Your task is to restate the data word for word.

[DATA SHOWN start]

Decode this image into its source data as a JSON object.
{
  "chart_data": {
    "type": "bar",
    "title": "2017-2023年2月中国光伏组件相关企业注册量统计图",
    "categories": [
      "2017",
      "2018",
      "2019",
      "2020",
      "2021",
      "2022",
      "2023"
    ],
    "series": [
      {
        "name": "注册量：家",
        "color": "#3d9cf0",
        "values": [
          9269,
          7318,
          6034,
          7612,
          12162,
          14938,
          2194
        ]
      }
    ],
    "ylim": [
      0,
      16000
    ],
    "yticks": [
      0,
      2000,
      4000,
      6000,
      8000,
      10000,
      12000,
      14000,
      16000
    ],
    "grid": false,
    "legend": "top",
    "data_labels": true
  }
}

[DATA SHOWN end]

THE OUTPUT:
Decode this image into its source data as a JSON object.
{
  "chart_data": {
    "type": "bar",
    "title": "2017-2023年2月中国光伏组件相关企业注册量统计图",
    "categories": [
      "2017",
      "2018",
      "2019",
      "2020",
      "2021",
      "2022",
      "2023"
    ],
    "series": [
      {
        "name": "注册量：家",
        "color": "#3d9cf0",
        "values": [
          9269,
          7318,
          6034,
          7612,
          12162,
          14938,
          2194
        ]
      }
    ],
    "ylim": [
      0,
      16000
    ],
    "yticks": [
      0,
      2000,
      4000,
      6000,
      8000,
      10000,
      12000,
      14000,
      16000
    ],
    "grid": false,
    "legend": "top",
    "data_labels": true
  }
}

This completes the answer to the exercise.